[Task directions]
Set down every record once more, exactly as given.

[Task input]
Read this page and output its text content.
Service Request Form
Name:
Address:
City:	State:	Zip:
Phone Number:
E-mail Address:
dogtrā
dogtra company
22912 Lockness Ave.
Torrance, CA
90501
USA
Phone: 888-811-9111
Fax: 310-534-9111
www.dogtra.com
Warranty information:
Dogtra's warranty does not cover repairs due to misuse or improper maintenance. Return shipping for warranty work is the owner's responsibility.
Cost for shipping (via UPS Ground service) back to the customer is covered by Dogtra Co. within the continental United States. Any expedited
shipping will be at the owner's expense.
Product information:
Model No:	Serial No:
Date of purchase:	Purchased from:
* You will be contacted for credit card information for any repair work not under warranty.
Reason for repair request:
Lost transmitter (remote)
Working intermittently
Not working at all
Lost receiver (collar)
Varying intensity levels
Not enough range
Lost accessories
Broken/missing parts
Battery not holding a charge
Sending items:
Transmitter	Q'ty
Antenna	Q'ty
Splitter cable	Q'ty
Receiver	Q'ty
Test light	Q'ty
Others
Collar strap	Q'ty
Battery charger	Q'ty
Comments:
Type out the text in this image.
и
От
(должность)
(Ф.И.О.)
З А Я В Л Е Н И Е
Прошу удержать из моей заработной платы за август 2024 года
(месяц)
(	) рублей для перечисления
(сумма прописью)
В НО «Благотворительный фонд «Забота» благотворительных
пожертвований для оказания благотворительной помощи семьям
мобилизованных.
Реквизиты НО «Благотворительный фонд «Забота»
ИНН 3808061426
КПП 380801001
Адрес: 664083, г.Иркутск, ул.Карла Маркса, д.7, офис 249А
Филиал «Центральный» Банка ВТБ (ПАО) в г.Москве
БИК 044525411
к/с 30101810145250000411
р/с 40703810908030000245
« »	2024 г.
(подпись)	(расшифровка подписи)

[Task solution]
Read this page and output its text content.
Service Request Form
Name:
Address:
City:	State:	Zip:
Phone Number:
E-mail Address:
dogtrā
dogtra company
22912 Lockness Ave.
Torrance, CA
90501
USA
Phone: 888-811-9111
Fax: 310-534-9111
www.dogtra.com
Warranty information:
Dogtra's warranty does not cover repairs due to misuse or improper maintenance. Return shipping for warranty work is the owner's responsibility.
Cost for shipping (via UPS Ground service) back to the customer is covered by Dogtra Co. within the continental United States. Any expedited
shipping will be at the owner's expense.
Product information:
Model No:	Serial No:
Date of purchase:	Purchased from:
* You will be contacted for credit card information for any repair work not under warranty.
Reason for repair request:
Lost transmitter (remote)
Working intermittently
Not working at all
Lost receiver (collar)
Varying intensity levels
Not enough range
Lost accessories
Broken/missing parts
Battery not holding a charge
Sending items:
Transmitter	Q'ty
Antenna	Q'ty
Splitter cable	Q'ty
Receiver	Q'ty
Test light	Q'ty
Others
Collar strap	Q'ty
Battery charger	Q'ty
Comments:
Type out the text in this image.
и
От
(должность)
(Ф.И.О.)
З А Я В Л Е Н И Е
Прошу удержать из моей заработной платы за август 2024 года
(месяц)
(	) рублей для перечисления
(сумма прописью)
В НО «Благотворительный фонд «Забота» благотворительных
пожертвований для оказания благотворительной помощи семьям
мобилизованных.
Реквизиты НО «Благотворительный фонд «Забота»
ИНН 3808061426
КПП 380801001
Адрес: 664083, г.Иркутск, ул.Карла Маркса, д.7, офис 249А
Филиал «Центральный» Банка ВТБ (ПАО) в г.Москве
БИК 044525411
к/с 30101810145250000411
р/с 40703810908030000245
« »	2024 г.
(подпись)	(расшифровка подписи)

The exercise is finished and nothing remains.